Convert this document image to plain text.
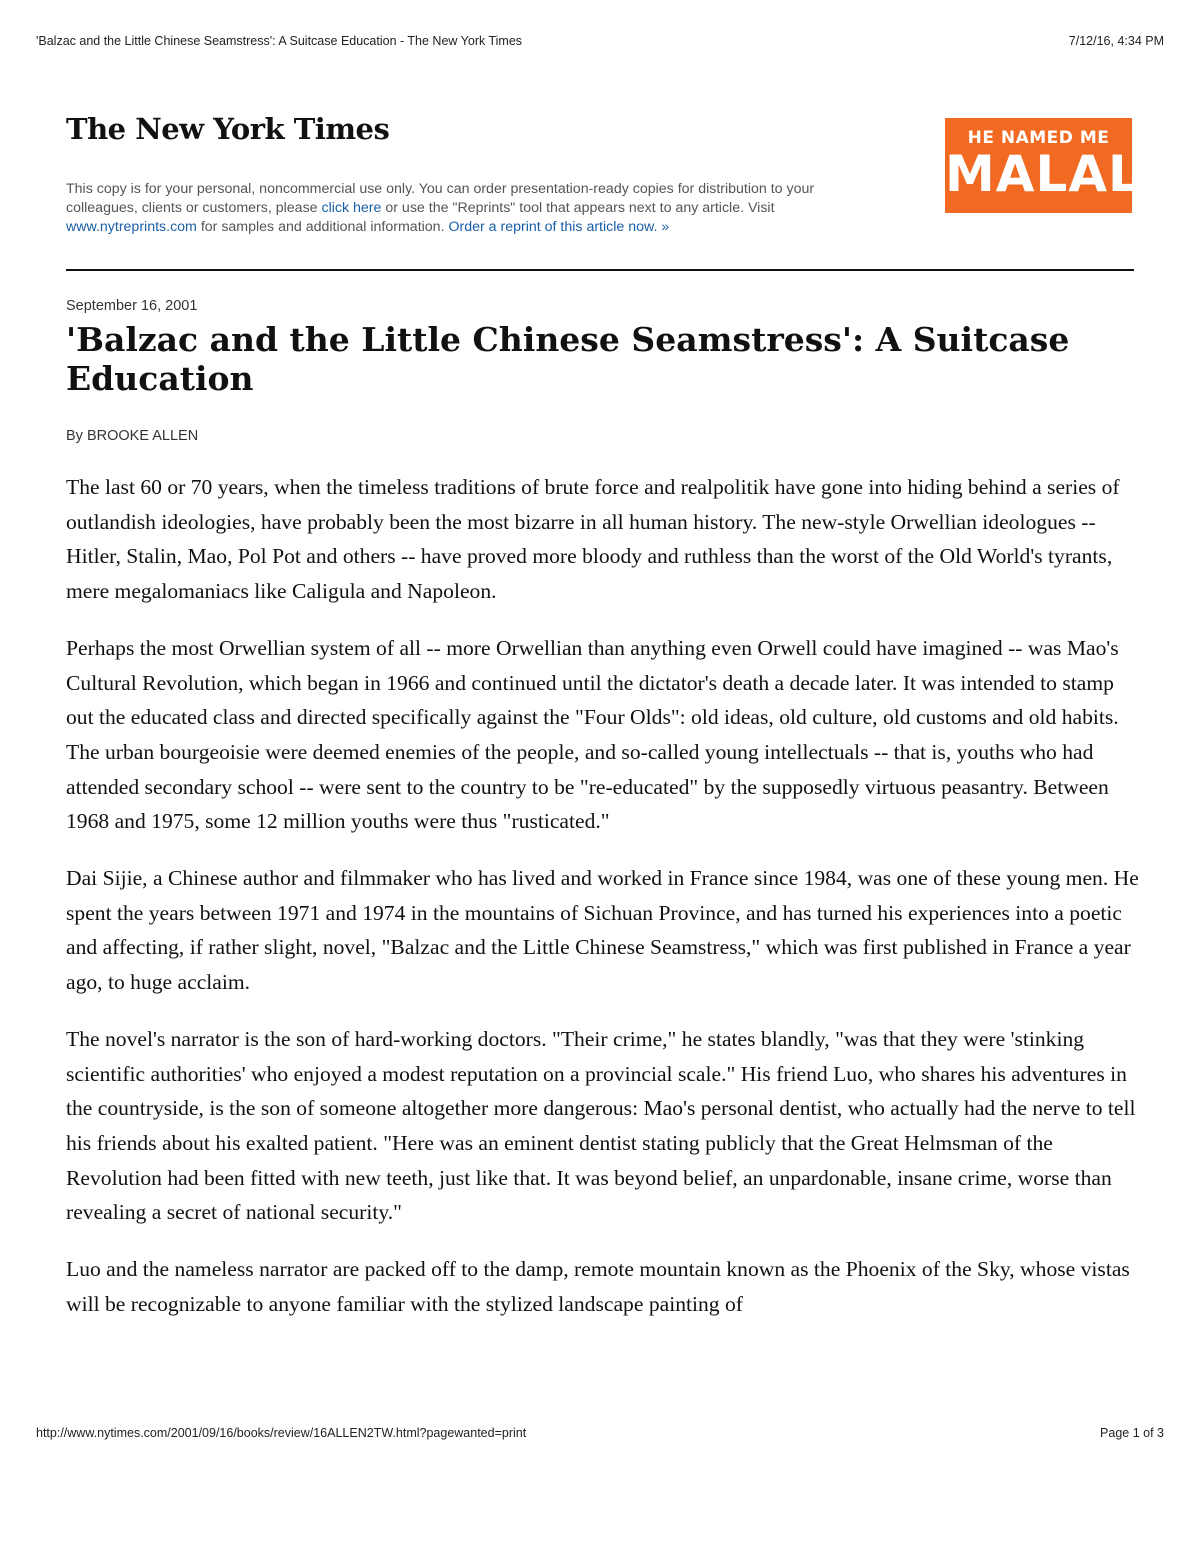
'Balzac and the Little Chinese Seamstress': A Suitcase Education - The New York Times	7/12/16, 4:34 PM
The New York Times	HE NAMED ME
MALALA
This copy is for your personal, noncommercial use only. You can order presentation-ready copies for distribution to your colleagues, clients or customers, please click here or use the "Reprints" tool that appears next to any article. Visit www.nytreprints.com for samples and additional information. Order a reprint of this article now. »
September 16, 2001
'Balzac and the Little Chinese Seamstress': A Suitcase Education
By BROOKE ALLEN

The last 60 or 70 years, when the timeless traditions of brute force and realpolitik have gone into hiding behind a series of outlandish ideologies, have probably been the most bizarre in all human history. The new-style Orwellian ideologues -- Hitler, Stalin, Mao, Pol Pot and others -- have proved more bloody and ruthless than the worst of the Old World's tyrants, mere megalomaniacs like Caligula and Napoleon.

Perhaps the most Orwellian system of all -- more Orwellian than anything even Orwell could have imagined -- was Mao's Cultural Revolution, which began in 1966 and continued until the dictator's death a decade later. It was intended to stamp out the educated class and directed specifically against the "Four Olds": old ideas, old culture, old customs and old habits. The urban bourgeoisie were deemed enemies of the people, and so-called young intellectuals -- that is, youths who had attended secondary school -- were sent to the country to be "re-educated" by the supposedly virtuous peasantry. Between 1968 and 1975, some 12 million youths were thus "rusticated."

Dai Sijie, a Chinese author and filmmaker who has lived and worked in France since 1984, was one of these young men. He spent the years between 1971 and 1974 in the mountains of Sichuan Province, and has turned his experiences into a poetic and affecting, if rather slight, novel, "Balzac and the Little Chinese Seamstress," which was first published in France a year ago, to huge acclaim.

The novel's narrator is the son of hard-working doctors. "Their crime," he states blandly, "was that they were 'stinking scientific authorities' who enjoyed a modest reputation on a provincial scale." His friend Luo, who shares his adventures in the countryside, is the son of someone altogether more dangerous: Mao's personal dentist, who actually had the nerve to tell his friends about his exalted patient. "Here was an eminent dentist stating publicly that the Great Helmsman of the Revolution had been fitted with new teeth, just like that. It was beyond belief, an unpardonable, insane crime, worse than revealing a secret of national security."

Luo and the nameless narrator are packed off to the damp, remote mountain known as the Phoenix of the Sky, whose vistas will be recognizable to anyone familiar with the stylized landscape painting of

http://www.nytimes.com/2001/09/16/books/review/16ALLEN2TW.html?pagewanted=print	Page 1 of 3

........

Exercise brief: Copy out each line of the data containing the string "novel".

Complete answer:
Dai Sijie, a Chinese author and filmmaker who has lived and worked in France since 1984, was one of these young men. He spent the years between 1971 and 1974 in the mountains of Sichuan Province, and has turned his experiences into a poetic and affecting, if rather slight, novel, "Balzac and the Little Chinese Seamstress," which was first published in France a year ago, to huge acclaim.
The novel's narrator is the son of hard-working doctors. "Their crime," he states blandly, "was that they were 'stinking scientific authorities' who enjoyed a modest reputation on a provincial scale." His friend Luo, who shares his adventures in the countryside, is the son of someone altogether more dangerous: Mao's personal dentist, who actually had the nerve to tell his friends about his exalted patient. "Here was an eminent dentist stating publicly that the Great Helmsman of the Revolution had been fitted with new teeth, just like that. It was beyond belief, an unpardonable, insane crime, worse than revealing a secret of national security."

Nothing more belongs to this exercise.